— begin Data entries —

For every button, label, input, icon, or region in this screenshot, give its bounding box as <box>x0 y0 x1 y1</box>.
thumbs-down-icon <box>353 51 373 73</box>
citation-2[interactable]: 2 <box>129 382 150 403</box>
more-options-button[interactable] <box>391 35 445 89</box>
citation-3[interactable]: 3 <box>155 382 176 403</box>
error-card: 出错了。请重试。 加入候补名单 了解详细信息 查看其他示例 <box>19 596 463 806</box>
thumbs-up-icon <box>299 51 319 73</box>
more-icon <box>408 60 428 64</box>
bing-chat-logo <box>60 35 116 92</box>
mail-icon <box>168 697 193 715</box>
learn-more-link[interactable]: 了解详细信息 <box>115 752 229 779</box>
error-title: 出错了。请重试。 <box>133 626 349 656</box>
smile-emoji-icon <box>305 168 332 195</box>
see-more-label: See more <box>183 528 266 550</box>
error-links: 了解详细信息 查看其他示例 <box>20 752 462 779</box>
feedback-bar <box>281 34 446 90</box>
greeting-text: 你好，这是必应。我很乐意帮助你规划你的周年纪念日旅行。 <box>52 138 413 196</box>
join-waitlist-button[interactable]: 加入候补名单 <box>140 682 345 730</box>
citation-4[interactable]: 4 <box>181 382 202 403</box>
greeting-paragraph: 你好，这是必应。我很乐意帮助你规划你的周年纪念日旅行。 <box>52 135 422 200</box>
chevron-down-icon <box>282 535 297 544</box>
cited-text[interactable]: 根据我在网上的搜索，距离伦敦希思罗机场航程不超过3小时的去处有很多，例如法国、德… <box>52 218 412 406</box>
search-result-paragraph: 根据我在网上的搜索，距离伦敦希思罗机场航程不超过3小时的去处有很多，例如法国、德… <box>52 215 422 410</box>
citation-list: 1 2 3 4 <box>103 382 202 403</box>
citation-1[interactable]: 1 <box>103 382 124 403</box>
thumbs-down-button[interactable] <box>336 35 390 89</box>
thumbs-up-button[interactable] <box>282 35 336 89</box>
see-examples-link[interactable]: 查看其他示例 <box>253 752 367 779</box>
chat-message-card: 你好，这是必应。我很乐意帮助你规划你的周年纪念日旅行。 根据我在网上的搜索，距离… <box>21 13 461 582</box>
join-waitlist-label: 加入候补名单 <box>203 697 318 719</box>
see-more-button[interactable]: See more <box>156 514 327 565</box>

— end Data entries —

▸ **Set task**
Copy all of the lines above word for word.

▸ **The completed task**
For every button, label, input, icon, or region in this screenshot, give its bounding box as <box>x0 y0 x1 y1</box>.
thumbs-down-icon <box>353 51 373 73</box>
citation-2[interactable]: 2 <box>129 382 150 403</box>
more-options-button[interactable] <box>391 35 445 89</box>
citation-3[interactable]: 3 <box>155 382 176 403</box>
error-card: 出错了。请重试。 加入候补名单 了解详细信息 查看其他示例 <box>19 596 463 806</box>
thumbs-up-icon <box>299 51 319 73</box>
more-icon <box>408 60 428 64</box>
bing-chat-logo <box>60 35 116 92</box>
mail-icon <box>168 697 193 715</box>
learn-more-link[interactable]: 了解详细信息 <box>115 752 229 779</box>
error-title: 出错了。请重试。 <box>133 626 349 656</box>
smile-emoji-icon <box>305 168 332 195</box>
see-more-label: See more <box>183 528 266 550</box>
error-links: 了解详细信息 查看其他示例 <box>20 752 462 779</box>
feedback-bar <box>281 34 446 90</box>
greeting-text: 你好，这是必应。我很乐意帮助你规划你的周年纪念日旅行。 <box>52 138 413 196</box>
join-waitlist-button[interactable]: 加入候补名单 <box>140 682 345 730</box>
citation-4[interactable]: 4 <box>181 382 202 403</box>
greeting-paragraph: 你好，这是必应。我很乐意帮助你规划你的周年纪念日旅行。 <box>52 135 422 200</box>
chevron-down-icon <box>282 535 297 544</box>
cited-text[interactable]: 根据我在网上的搜索，距离伦敦希思罗机场航程不超过3小时的去处有很多，例如法国、德… <box>52 218 412 406</box>
search-result-paragraph: 根据我在网上的搜索，距离伦敦希思罗机场航程不超过3小时的去处有很多，例如法国、德… <box>52 215 422 410</box>
citation-list: 1 2 3 4 <box>103 382 202 403</box>
citation-1[interactable]: 1 <box>103 382 124 403</box>
thumbs-down-button[interactable] <box>336 35 390 89</box>
thumbs-up-button[interactable] <box>282 35 336 89</box>
see-examples-link[interactable]: 查看其他示例 <box>253 752 367 779</box>
chat-message-card: 你好，这是必应。我很乐意帮助你规划你的周年纪念日旅行。 根据我在网上的搜索，距离… <box>21 13 461 582</box>
join-waitlist-label: 加入候补名单 <box>203 697 318 719</box>
see-more-button[interactable]: See more <box>156 514 327 565</box>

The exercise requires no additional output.